### SOURCE EXTRACT
----------------
Over the last few years, there have been numerous articles of people who have “infiltrated” an alt-right group, and tried to expose its inner workings to the public. This will not be one of those articles. This is not an expose or an attempt to name and shame. I spent over a year with an alt-right group from 2017 to 2018 and wish to write an article that represents what members of the alt-right community worldwide actually believe in as factual a way as I can.

I first attended a meeting with an overtly alt-right group in 2017 in the Netherlands where I was living at the time. The Dutch elections were right around the corner, and in trying to find online news about the election, I found several videos from a group covering them in English from an alt-right perspective.

I had known about the alt-right’s existence since 2015, via groups like American Renaissance and the National Policy Institute, well before they were made a household name by Hillary Clinton in 2016, when her failed attempt to link them to Trumpian politics was gleefully repeated by the mainstream media.
----------------
### EXTRACTED RECORDS

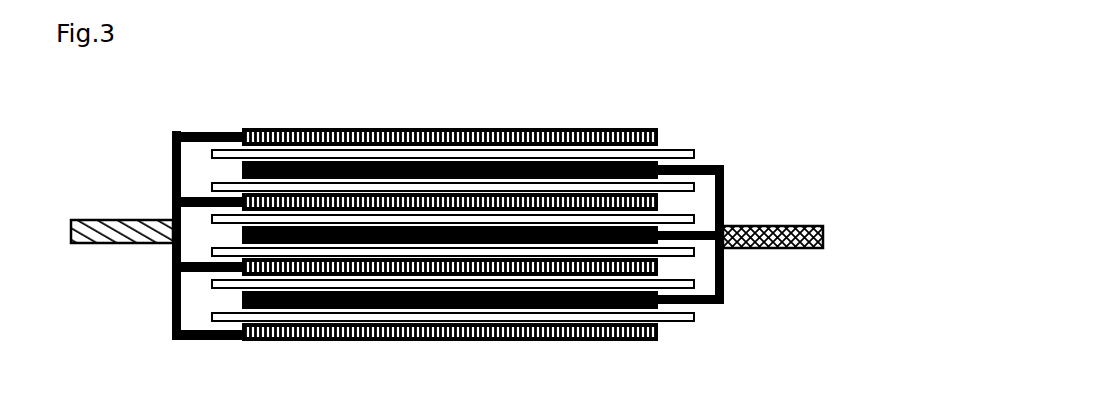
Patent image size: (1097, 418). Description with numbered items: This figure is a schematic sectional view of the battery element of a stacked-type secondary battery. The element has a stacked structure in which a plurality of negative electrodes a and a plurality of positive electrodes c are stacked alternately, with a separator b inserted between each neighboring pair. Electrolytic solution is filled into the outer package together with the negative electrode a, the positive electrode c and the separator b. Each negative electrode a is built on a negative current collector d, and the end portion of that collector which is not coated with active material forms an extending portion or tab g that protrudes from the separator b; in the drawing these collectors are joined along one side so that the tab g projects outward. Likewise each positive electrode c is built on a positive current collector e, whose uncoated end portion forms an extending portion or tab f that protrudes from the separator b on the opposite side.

The negative electrode a is at (371, 114).
The separator b is at (679, 134).
The positive electrode c is at (232, 293).
The negative current collector d is at (152, 278).
The positive current collector e is at (719, 264).
The extending portion (tab) of positive electrode f is at (764, 211).
The extending portion (tab) of negative electrode g is at (106, 204).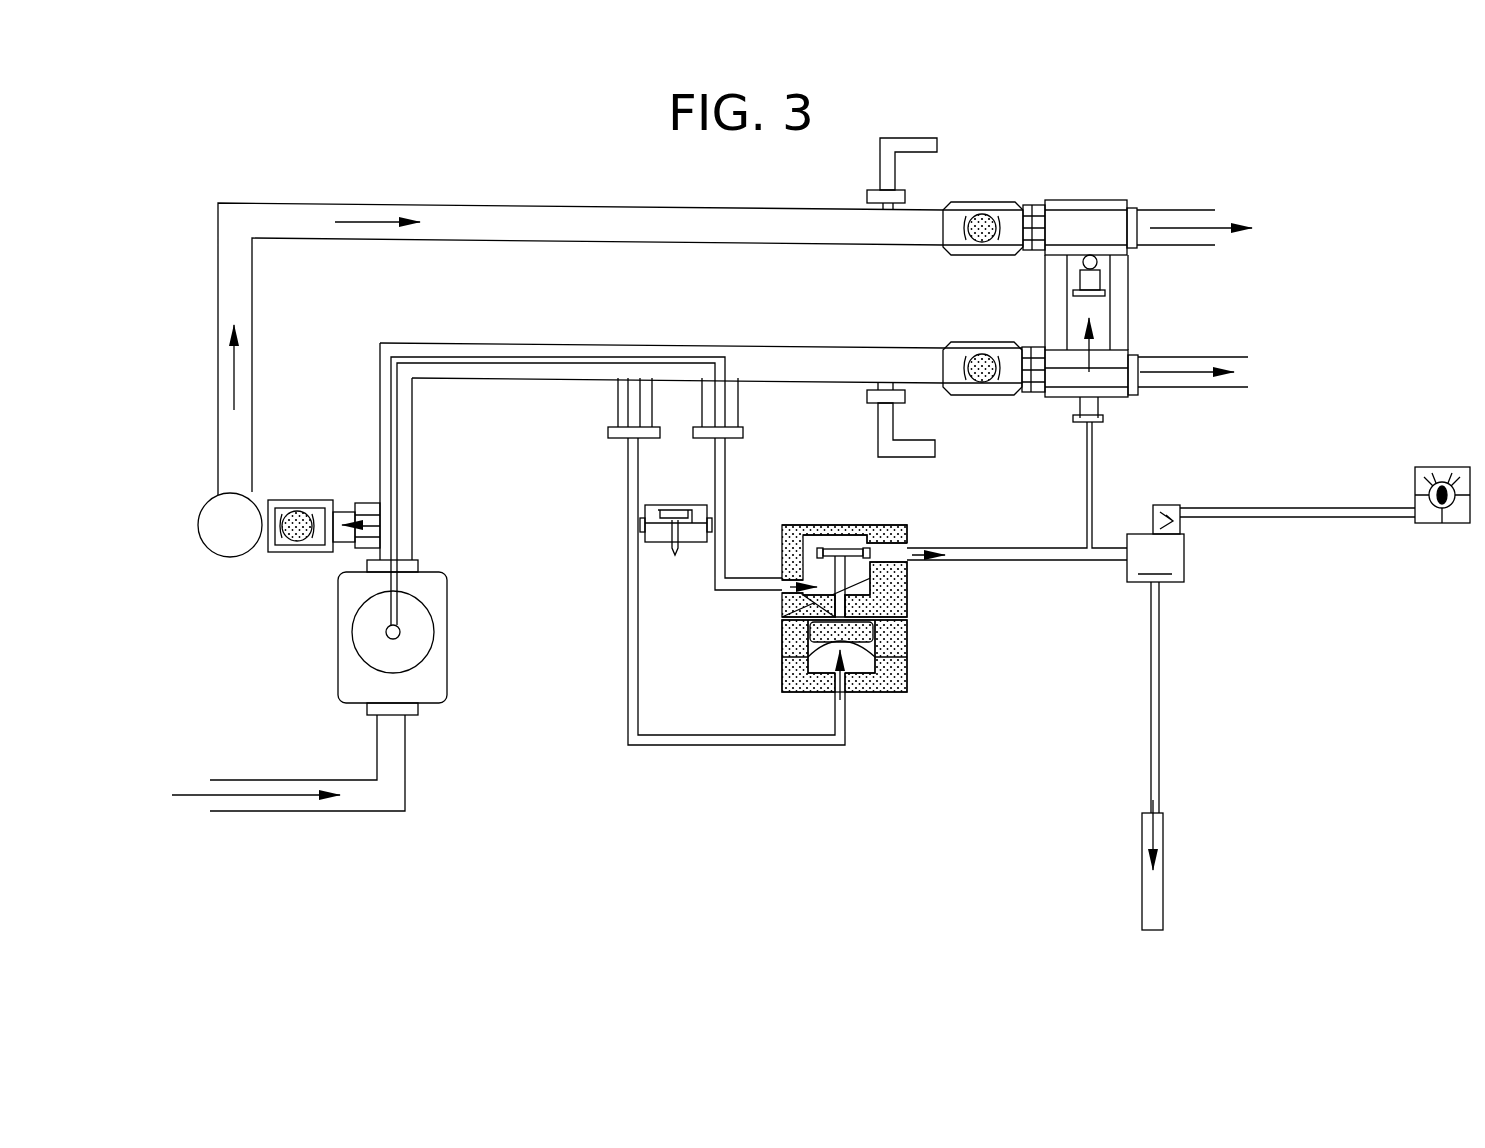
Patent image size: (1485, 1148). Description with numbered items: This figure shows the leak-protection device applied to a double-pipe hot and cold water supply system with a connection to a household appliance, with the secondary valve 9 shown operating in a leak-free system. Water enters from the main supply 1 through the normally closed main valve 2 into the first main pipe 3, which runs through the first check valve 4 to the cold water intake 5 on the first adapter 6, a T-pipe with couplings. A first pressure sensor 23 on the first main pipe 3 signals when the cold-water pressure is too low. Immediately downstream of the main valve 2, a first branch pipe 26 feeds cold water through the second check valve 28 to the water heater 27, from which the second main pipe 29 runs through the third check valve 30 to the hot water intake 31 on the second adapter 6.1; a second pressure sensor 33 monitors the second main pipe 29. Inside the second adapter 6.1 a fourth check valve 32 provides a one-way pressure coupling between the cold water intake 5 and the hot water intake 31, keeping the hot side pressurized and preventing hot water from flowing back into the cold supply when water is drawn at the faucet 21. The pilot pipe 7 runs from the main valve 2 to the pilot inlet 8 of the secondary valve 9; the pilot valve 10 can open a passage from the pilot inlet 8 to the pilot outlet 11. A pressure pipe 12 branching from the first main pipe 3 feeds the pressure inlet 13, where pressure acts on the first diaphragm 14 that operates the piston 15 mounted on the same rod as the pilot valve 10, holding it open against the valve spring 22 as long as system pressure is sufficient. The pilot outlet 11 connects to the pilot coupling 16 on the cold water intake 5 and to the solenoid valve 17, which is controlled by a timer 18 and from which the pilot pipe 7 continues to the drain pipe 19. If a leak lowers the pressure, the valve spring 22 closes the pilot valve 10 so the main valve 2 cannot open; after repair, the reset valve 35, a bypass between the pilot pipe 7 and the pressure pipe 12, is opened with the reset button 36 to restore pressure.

The main supply 1 is at (381, 815).
The main valve 2 is at (340, 636).
The first main pipe 3 is at (413, 515).
The first check valve 4 is at (975, 342).
The cold water intake 5 is at (1036, 398).
The first adapter 6 is at (1098, 200).
The second adapter 6.1 is at (1144, 298).
The pilot pipe 7 is at (530, 343).
The pilot inlet 8 is at (857, 594).
The secondary valve 9 is at (838, 532).
The pilot valve 10 is at (860, 560).
The pilot outlet 11 is at (915, 540).
The pressure pipe 12 is at (627, 710).
The pressure inlet 13 is at (848, 695).
The first diaphragm 14 is at (866, 660).
The piston 15 is at (860, 635).
The pilot coupling 16 is at (1103, 415).
The solenoid valve 17 is at (1185, 553).
The timer 18 is at (1410, 490).
The drain pipe 19 is at (1164, 828).
The faucet 21 is at (1238, 392).
The valve spring 22 is at (822, 548).
The first pressure sensor 23 is at (868, 397).
The first branch pipe 26 is at (366, 503).
The water heater 27 is at (214, 556).
The second check valve 28 is at (297, 500).
The second main pipe 29 is at (530, 205).
The third check valve 30 is at (985, 203).
The hot water intake 31 is at (1034, 205).
The fourth check valve 32 is at (1075, 272).
The second pressure sensor 33 is at (868, 195).
The reset valve 35 is at (677, 505).
The reset button 36 is at (675, 558).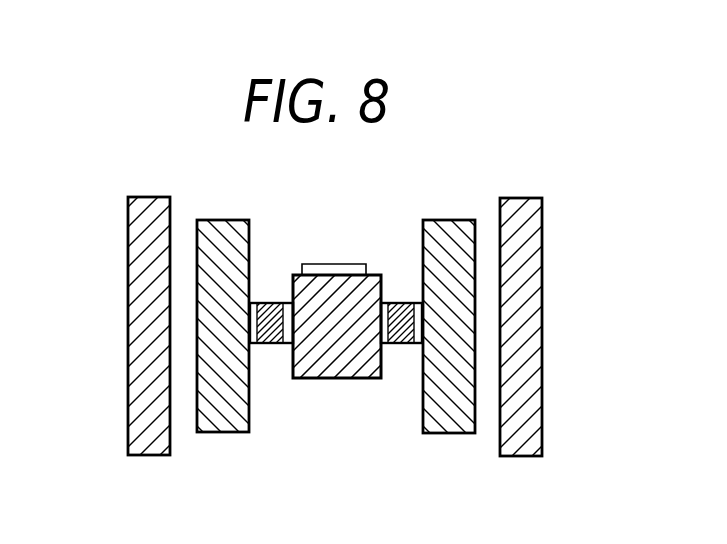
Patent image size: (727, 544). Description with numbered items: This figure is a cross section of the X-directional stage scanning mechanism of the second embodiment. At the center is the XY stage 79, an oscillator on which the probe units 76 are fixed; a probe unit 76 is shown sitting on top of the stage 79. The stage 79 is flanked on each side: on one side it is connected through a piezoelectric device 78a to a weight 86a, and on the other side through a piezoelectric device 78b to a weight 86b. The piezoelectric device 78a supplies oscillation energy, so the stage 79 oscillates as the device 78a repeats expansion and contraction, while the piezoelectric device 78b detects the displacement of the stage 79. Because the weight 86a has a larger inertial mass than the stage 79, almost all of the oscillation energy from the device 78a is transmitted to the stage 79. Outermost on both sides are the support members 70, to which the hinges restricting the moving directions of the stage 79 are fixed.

The support member 70 is at (137, 395).
The weight 86a is at (217, 230).
The weight 86b is at (442, 242).
The XY stage 79 is at (317, 367).
The probe unit 76 is at (342, 268).
The piezoelectric device 78a is at (268, 302).
The piezoelectric device 78b is at (403, 338).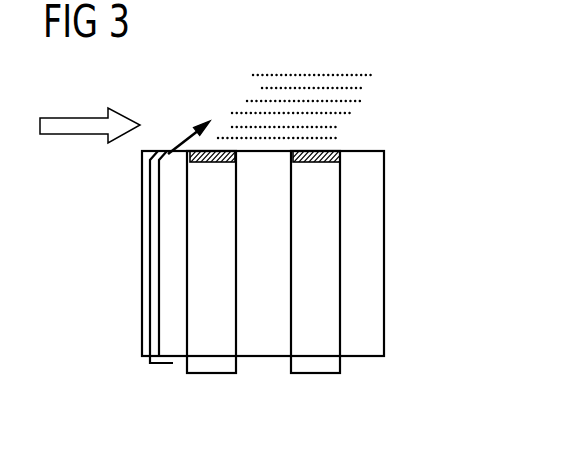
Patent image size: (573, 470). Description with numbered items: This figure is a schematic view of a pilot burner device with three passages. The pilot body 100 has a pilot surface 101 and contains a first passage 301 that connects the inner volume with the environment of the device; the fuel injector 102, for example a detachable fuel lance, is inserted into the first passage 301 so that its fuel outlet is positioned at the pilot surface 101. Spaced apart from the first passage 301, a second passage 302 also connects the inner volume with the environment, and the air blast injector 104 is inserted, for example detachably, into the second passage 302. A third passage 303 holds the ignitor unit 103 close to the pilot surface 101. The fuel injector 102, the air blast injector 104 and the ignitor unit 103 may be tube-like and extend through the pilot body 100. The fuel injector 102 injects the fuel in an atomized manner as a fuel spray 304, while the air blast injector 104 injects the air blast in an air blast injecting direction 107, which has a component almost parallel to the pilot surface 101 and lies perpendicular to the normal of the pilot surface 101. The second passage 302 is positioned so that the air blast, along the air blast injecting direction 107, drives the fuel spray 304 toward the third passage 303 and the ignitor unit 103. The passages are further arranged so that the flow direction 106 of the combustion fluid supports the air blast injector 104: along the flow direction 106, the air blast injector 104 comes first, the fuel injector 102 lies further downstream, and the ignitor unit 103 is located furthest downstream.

The pilot body 100 is at (289, 260).
The pilot surface 101 is at (368, 150).
The fuel injector 102 is at (210, 163).
The ignitor unit 103 is at (315, 163).
The air blast injector 104 is at (172, 150).
The flow direction 106 is at (77, 126).
The air blast injecting direction 107 is at (185, 141).
The first passage 301 is at (213, 363).
The second passage 302 is at (152, 305).
The third passage 303 is at (313, 363).
The fuel spray 304 is at (363, 100).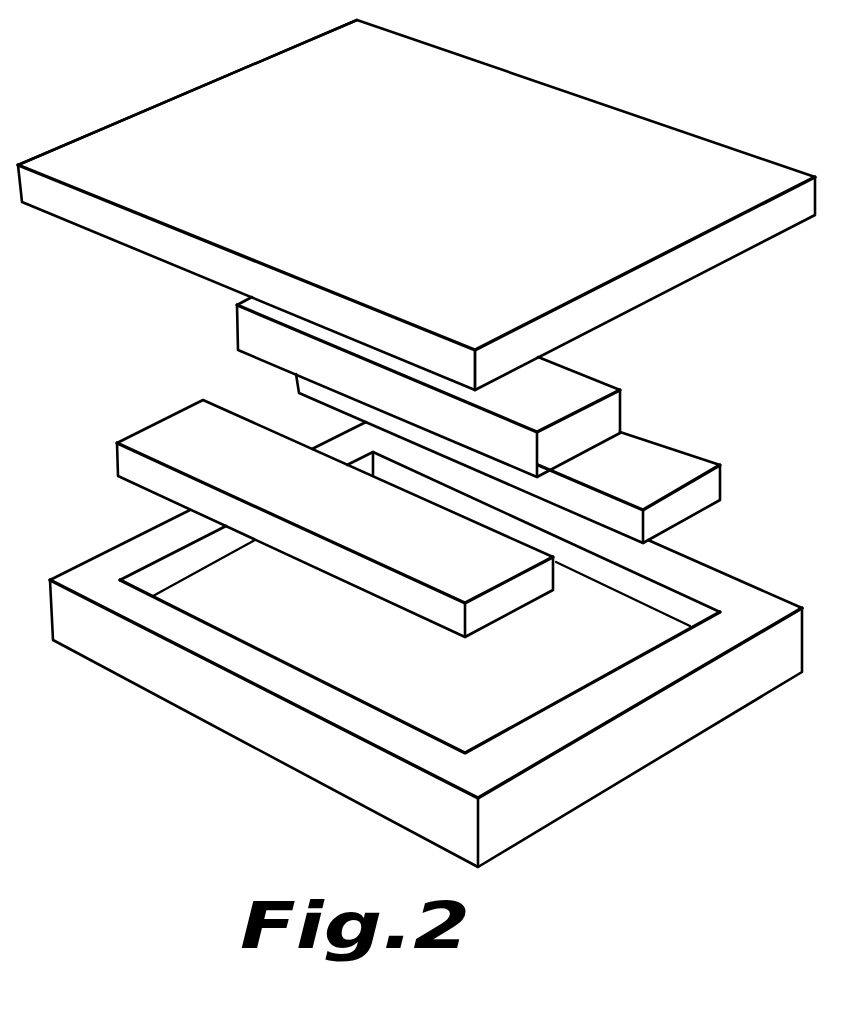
----------------
### WORK TO DO
**A.** Retype the alt-right excerpt from "I first attended" up to and including "the mainstream media.".
**B.** Answer these questions using the alt-right excerpt:
(i) In which country was the writer living when first attending a meeting with an overtly alt-right group?
(ii) Which two groups does it name as the writer's early sources of knowledge about the alt-right?
(iii) During which years did the writer spend time with the alt-right group?
The rows can be left aside.

### LIST OF SOLUTIONS
**A.**
I first attended a meeting with an overtly alt-right group in 2017 in the Netherlands where I was living at the time. The Dutch elections were right around the corner, and in trying to find online news about the election, I found several videos from a group covering them in English from an alt-right perspective.

I had known about the alt-right’s existence since 2015, via groups like American Renaissance and the National Policy Institute, well before they were made a household name by Hillary Clinton in 2016, when her failed attempt to link them to Trumpian politics was gleefully repeated by the mainstream media.

**B.**
(i) The Netherlands
(ii) American Renaissance and the National Policy Institute
(iii) 2017 to 2018